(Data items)
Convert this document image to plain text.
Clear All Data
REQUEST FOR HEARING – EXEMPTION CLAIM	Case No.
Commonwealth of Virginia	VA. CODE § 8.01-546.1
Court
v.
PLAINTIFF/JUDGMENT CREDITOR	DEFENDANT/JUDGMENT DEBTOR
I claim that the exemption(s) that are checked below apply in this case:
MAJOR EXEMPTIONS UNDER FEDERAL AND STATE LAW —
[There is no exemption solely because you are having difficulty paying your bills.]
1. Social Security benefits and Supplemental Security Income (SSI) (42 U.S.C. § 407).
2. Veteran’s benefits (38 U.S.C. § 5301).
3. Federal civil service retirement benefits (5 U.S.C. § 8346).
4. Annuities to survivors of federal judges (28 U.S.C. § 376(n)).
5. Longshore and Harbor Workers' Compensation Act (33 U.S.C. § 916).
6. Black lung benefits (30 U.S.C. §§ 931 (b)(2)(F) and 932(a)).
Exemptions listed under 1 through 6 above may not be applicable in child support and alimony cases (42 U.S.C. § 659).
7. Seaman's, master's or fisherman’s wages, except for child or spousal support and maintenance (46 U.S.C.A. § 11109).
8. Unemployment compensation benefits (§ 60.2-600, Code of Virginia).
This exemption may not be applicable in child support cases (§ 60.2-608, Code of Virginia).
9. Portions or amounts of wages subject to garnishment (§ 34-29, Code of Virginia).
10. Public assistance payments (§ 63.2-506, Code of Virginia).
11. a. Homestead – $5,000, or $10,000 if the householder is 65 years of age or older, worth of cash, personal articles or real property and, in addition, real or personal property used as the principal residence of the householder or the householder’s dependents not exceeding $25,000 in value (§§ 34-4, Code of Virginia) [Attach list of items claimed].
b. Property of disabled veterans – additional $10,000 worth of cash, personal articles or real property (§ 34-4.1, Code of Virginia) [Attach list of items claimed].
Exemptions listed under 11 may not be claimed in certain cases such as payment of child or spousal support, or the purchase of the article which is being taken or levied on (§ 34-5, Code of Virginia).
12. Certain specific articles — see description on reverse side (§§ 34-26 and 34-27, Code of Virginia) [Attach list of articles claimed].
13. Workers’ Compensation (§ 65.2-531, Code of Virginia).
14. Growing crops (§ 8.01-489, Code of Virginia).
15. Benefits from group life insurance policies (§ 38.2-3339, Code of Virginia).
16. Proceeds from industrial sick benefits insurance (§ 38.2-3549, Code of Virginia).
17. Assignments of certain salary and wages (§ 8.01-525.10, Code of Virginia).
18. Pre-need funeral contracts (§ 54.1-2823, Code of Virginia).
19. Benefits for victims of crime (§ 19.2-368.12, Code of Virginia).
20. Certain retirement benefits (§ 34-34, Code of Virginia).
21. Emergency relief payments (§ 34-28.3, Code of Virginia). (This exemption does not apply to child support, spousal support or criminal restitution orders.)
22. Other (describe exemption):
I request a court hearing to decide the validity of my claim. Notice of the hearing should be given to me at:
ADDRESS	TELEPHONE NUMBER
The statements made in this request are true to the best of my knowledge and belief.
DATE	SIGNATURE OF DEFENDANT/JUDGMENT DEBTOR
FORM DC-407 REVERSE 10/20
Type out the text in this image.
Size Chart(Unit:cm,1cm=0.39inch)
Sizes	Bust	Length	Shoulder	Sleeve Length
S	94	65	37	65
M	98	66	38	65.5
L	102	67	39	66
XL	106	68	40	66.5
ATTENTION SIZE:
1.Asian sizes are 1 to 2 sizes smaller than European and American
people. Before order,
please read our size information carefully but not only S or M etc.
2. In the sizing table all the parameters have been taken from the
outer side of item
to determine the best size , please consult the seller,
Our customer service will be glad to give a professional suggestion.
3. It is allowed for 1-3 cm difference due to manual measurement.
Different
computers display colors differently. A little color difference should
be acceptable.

### The exercise:
Search the records for the word "Attach" and copy every line where it occurs.

### Result of the exercise:
11. a. Homestead – $5,000, or $10,000 if the householder is 65 years of age or older, worth of cash, personal articles or real property and, in addition, real or personal property used as the principal residence of the householder or the householder’s dependents not exceeding $25,000 in value (§§ 34-4, Code of Virginia) [Attach list of items claimed].
b. Property of disabled veterans – additional $10,000 worth of cash, personal articles or real property (§ 34-4.1, Code of Virginia) [Attach list of items claimed].
12. Certain specific articles — see description on reverse side (§§ 34-26 and 34-27, Code of Virginia) [Attach list of articles claimed].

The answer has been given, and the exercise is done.